→ Requirements: In the listing, from the line with "expand-icon[interactable]: + <box>37 288" to the line with "rename-icon[interactable] <box>361 67", swap "chevron-down-icon" for "dropdown-arrow-icon" and give back only those lines, otherwise unchanged.

→ Provided data:
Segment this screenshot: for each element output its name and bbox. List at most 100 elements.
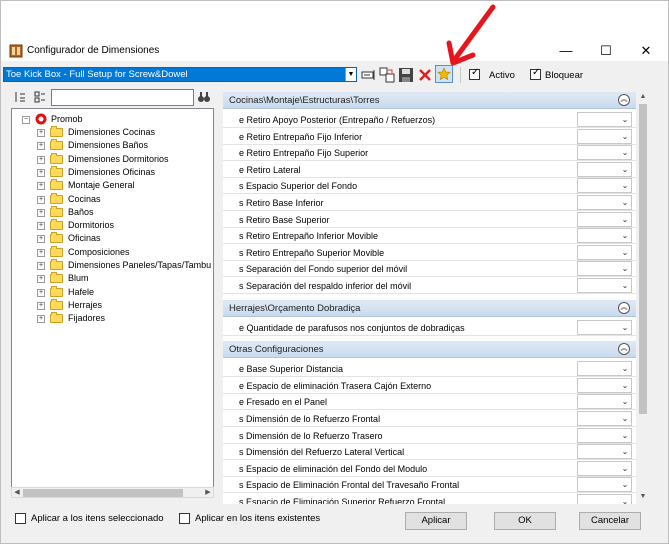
expand-icon[interactable]: + <box>37 288 45 297</box>
scroll-down-icon[interactable]: ▼ <box>638 492 648 501</box>
sort-asc-icon[interactable] <box>13 90 27 104</box>
property-value-dropdown[interactable]: ⌄ <box>577 112 632 127</box>
collapse-up-icon[interactable]: ︽ <box>618 301 630 314</box>
chevron-down-icon[interactable]: ⌄ <box>620 263 630 274</box>
chevron-down-icon[interactable]: ⌄ <box>620 164 630 175</box>
scroll-left-icon[interactable]: ◀ <box>12 488 22 497</box>
scroll-right-icon[interactable]: ▶ <box>203 488 213 497</box>
collapse-up-icon[interactable]: ︽ <box>618 94 630 106</box>
rename-icon[interactable] <box>361 67 377 83</box>
property-row[interactable]: e Retiro Lateral ⌄ <box>223 161 636 178</box>
minimize-button[interactable]: — <box>551 41 581 61</box>
expand-icon[interactable]: + <box>37 262 45 270</box>
chevron-down-icon[interactable]: ⌄ <box>620 147 630 158</box>
expand-icon[interactable]: + <box>37 301 45 310</box>
chevron-down-icon[interactable]: ⌄ <box>620 430 630 441</box>
apply-existing-checkbox[interactable] <box>179 513 190 524</box>
property-row[interactable]: e Espacio de eliminación Trasera Cajón E… <box>223 377 636 394</box>
apply-selected-checkbox[interactable] <box>15 513 26 524</box>
property-row[interactable]: s Dimensión del Refuerzo Lateral Vertica… <box>223 443 636 461</box>
chevron-down-icon[interactable]: ⌄ <box>620 446 630 457</box>
property-value-dropdown[interactable]: ⌄ <box>577 377 632 393</box>
property-row[interactable]: s Dimensión de lo Refuerzo Frontal ⌄ <box>223 410 636 427</box>
chevron-down-icon[interactable]: ⌄ <box>620 479 630 490</box>
chevron-down-icon[interactable]: ⌄ <box>620 180 630 191</box>
save-icon[interactable] <box>398 67 414 83</box>
tree-horizontal-scrollbar[interactable]: ◀ ▶ <box>11 487 214 498</box>
expand-icon[interactable]: + <box>37 129 45 137</box>
property-value-dropdown[interactable]: ⌄ <box>577 261 632 277</box>
chevron-down-icon[interactable]: ⌄ <box>620 280 630 291</box>
property-row[interactable]: e Fresado en el Panel ⌄ <box>223 393 636 411</box>
group-header[interactable]: Cocinas\Montaje\Estructuras\Torres ︽ <box>223 92 636 109</box>
expand-icon[interactable]: + <box>37 275 45 284</box>
tree-search-input[interactable] <box>51 89 194 106</box>
maximize-button[interactable]: ☐ <box>591 41 621 61</box>
property-value-dropdown[interactable]: ⌄ <box>577 228 632 244</box>
activo-checkbox[interactable]: ✓ <box>469 67 480 80</box>
chevron-down-icon[interactable]: ▼ <box>345 68 356 81</box>
delete-icon[interactable] <box>417 67 433 83</box>
expand-icon[interactable]: + <box>37 208 45 217</box>
property-value-dropdown[interactable]: ⌄ <box>577 460 632 476</box>
property-row[interactable]: e Retiro Entrepaño Fijo Superior ⌄ <box>223 144 636 162</box>
chevron-down-icon[interactable]: ⌄ <box>620 131 630 142</box>
property-value-dropdown[interactable]: ⌄ <box>577 477 632 493</box>
category-tree[interactable]: − Promob + Dimensiones Cocinas + Dimensiones … <box>11 108 214 498</box>
collapse-icon[interactable]: − <box>22 116 30 124</box>
property-row[interactable]: e Base Superior Distancia ⌄ <box>223 360 636 378</box>
collapse-up-icon[interactable]: ︽ <box>618 343 630 356</box>
property-grid-scrollbar[interactable]: ▲ ▼ <box>637 92 649 504</box>
property-value-dropdown[interactable]: ⌄ <box>577 394 632 410</box>
property-row[interactable]: s Retiro Base Inferior ⌄ <box>223 194 636 211</box>
property-row[interactable]: s Separación del respaldo inferior del m… <box>223 277 636 294</box>
property-value-dropdown[interactable]: ⌄ <box>577 244 632 260</box>
property-value-dropdown[interactable]: ⌄ <box>577 494 632 504</box>
property-value-dropdown[interactable]: ⌄ <box>577 361 632 377</box>
apply-button[interactable]: Aplicar <box>405 512 467 530</box>
property-row[interactable]: s Retiro Entrepaño Inferior Movible ⌄ <box>223 227 636 245</box>
chevron-down-icon[interactable]: ⌄ <box>620 247 630 258</box>
scrollbar-thumb[interactable] <box>23 489 183 497</box>
chevron-down-icon[interactable]: ⌄ <box>620 496 630 504</box>
chevron-down-icon[interactable]: ⌄ <box>620 413 630 424</box>
copy-icon[interactable] <box>379 67 395 83</box>
chevron-down-icon[interactable]: ⌄ <box>620 363 630 374</box>
chevron-down-icon[interactable]: ⌄ <box>620 463 630 474</box>
property-row[interactable]: e Retiro Apoyo Posterior (Entrepaño / Re… <box>223 111 636 128</box>
property-value-dropdown[interactable]: ⌄ <box>577 444 632 460</box>
property-row[interactable]: s Espacio de Eliminación Superior Refuer… <box>223 493 636 504</box>
binoculars-icon[interactable] <box>197 90 211 104</box>
expand-icon[interactable]: + <box>37 142 45 151</box>
expand-icon[interactable]: + <box>37 155 45 164</box>
property-value-dropdown[interactable]: ⌄ <box>577 178 632 194</box>
property-value-dropdown[interactable]: ⌄ <box>577 411 632 426</box>
scrollbar-thumb[interactable] <box>639 104 647 414</box>
property-row[interactable]: s Espacio de Eliminación Frontal del Tra… <box>223 476 636 494</box>
property-row[interactable]: s Retiro Entrepaño Superior Movible ⌄ <box>223 244 636 261</box>
property-value-dropdown[interactable]: ⌄ <box>577 145 632 161</box>
property-row[interactable]: s Retiro Base Superior ⌄ <box>223 211 636 228</box>
expand-icon[interactable]: + <box>37 182 45 191</box>
configuration-combo[interactable]: Toe Kick Box - Full Setup for Screw&Dowe… <box>3 67 357 82</box>
chevron-down-icon[interactable]: ⌄ <box>620 396 630 407</box>
property-row[interactable]: e Retiro Entrepaño Fijo Inferior ⌄ <box>223 128 636 145</box>
expand-icon[interactable]: + <box>37 222 45 231</box>
property-value-dropdown[interactable]: ⌄ <box>577 427 632 443</box>
chevron-down-icon[interactable]: ⌄ <box>620 197 630 208</box>
ok-button[interactable]: OK <box>494 512 556 530</box>
expand-icon[interactable]: + <box>37 235 45 244</box>
chevron-down-icon[interactable]: ⌄ <box>620 380 630 391</box>
bloquear-checkbox[interactable]: ✓ <box>530 67 541 80</box>
property-row[interactable]: e Quantidade de parafusos nos conjuntos … <box>223 319 636 336</box>
sort-desc-icon[interactable] <box>33 90 47 104</box>
property-row[interactable]: s Espacio de eliminación del Fondo del M… <box>223 460 636 477</box>
expand-icon[interactable]: + <box>37 315 45 324</box>
property-row[interactable]: s Espacio Superior del Fondo ⌄ <box>223 177 636 195</box>
close-button[interactable]: ✕ <box>631 41 661 61</box>
property-value-dropdown[interactable]: ⌄ <box>577 161 632 177</box>
chevron-down-icon[interactable]: ⌄ <box>620 114 630 125</box>
property-value-dropdown[interactable]: ⌄ <box>577 211 632 227</box>
expand-icon[interactable]: + <box>37 248 45 257</box>
chevron-down-icon[interactable]: ⌄ <box>620 230 630 241</box>
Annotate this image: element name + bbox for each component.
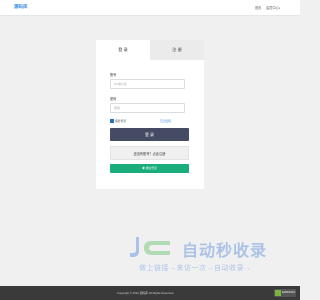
tab-login[interactable]: 登 录 <box>96 40 150 60</box>
tab-register[interactable]: 注 册 <box>150 40 204 60</box>
account-input[interactable] <box>110 79 185 89</box>
top-navbar: 源码库 首页 会员中心▾ <box>0 0 300 16</box>
password-input[interactable] <box>110 103 185 113</box>
badge-icon <box>275 290 281 296</box>
watermark-title: 自动秒收录 <box>182 243 268 260</box>
footer-badge[interactable]: EDATASTA <box>274 289 296 297</box>
watermark-subtitle: 做上链接→来访一次→自动收录→ <box>139 265 252 272</box>
site-logo[interactable]: 源码库 <box>14 4 28 10</box>
footer: Copyright © 2023 源码库 All Rights Reserved… <box>0 286 300 300</box>
watermark-j-logo <box>130 237 139 257</box>
badge-label: EDATASTA <box>282 291 296 294</box>
watermark-c-logo <box>144 241 170 255</box>
register-button[interactable]: 还没有账号？点此注册 <box>110 146 189 160</box>
remember-label: 保持登录 <box>115 119 127 123</box>
login-button[interactable]: 登 录 <box>110 128 189 141</box>
nav-member-center-label: 会员中心 <box>266 6 279 10</box>
nav-member-center-dropdown[interactable]: 会员中心▾ <box>266 5 280 10</box>
wechat-login-button[interactable]: ◉ 微信登录 <box>110 164 189 173</box>
chevron-down-icon: ▾ <box>278 7 281 10</box>
remember-checkbox[interactable] <box>110 119 114 123</box>
watermark: 自动秒收录 做上链接→来访一次→自动收录→ <box>130 237 280 277</box>
forgot-password-link[interactable]: 忘记密码 <box>160 119 171 123</box>
auth-tabs: 登 录 注 册 <box>96 40 204 60</box>
wechat-login-label: 微信登录 <box>145 166 157 170</box>
account-label: 账号 <box>110 73 117 77</box>
footer-copyright: Copyright © 2023 源码库 All Rights Reserved… <box>117 291 175 295</box>
nav-home-link[interactable]: 首页 <box>255 5 261 10</box>
remember-me[interactable]: 保持登录 <box>110 118 190 124</box>
password-label: 密码 <box>110 97 117 101</box>
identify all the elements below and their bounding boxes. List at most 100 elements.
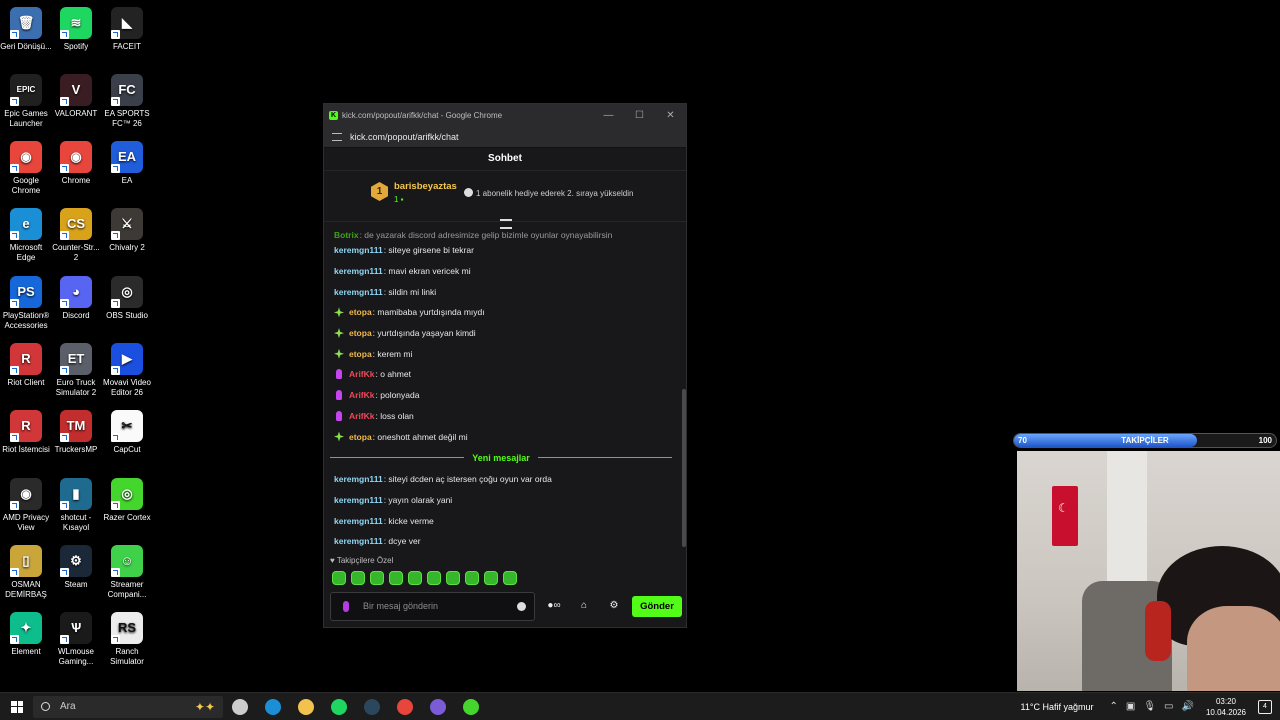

→ Task answer:
expand-icon[interactable]: + <box>37 288 45 297</box>
scroll-down-icon[interactable]: ▼ <box>638 492 648 501</box>
sort-asc-icon[interactable] <box>13 90 27 104</box>
property-value-dropdown[interactable]: ⌄ <box>577 112 632 127</box>
collapse-up-icon[interactable]: ︽ <box>618 301 630 314</box>
dropdown-arrow-icon[interactable]: ⌄ <box>620 263 630 274</box>
dropdown-arrow-icon[interactable]: ⌄ <box>620 164 630 175</box>
scroll-left-icon[interactable]: ◀ <box>12 488 22 497</box>
scroll-right-icon[interactable]: ▶ <box>203 488 213 497</box>
collapse-up-icon[interactable]: ︽ <box>618 94 630 106</box>
rename-icon[interactable] <box>361 67 377 83</box>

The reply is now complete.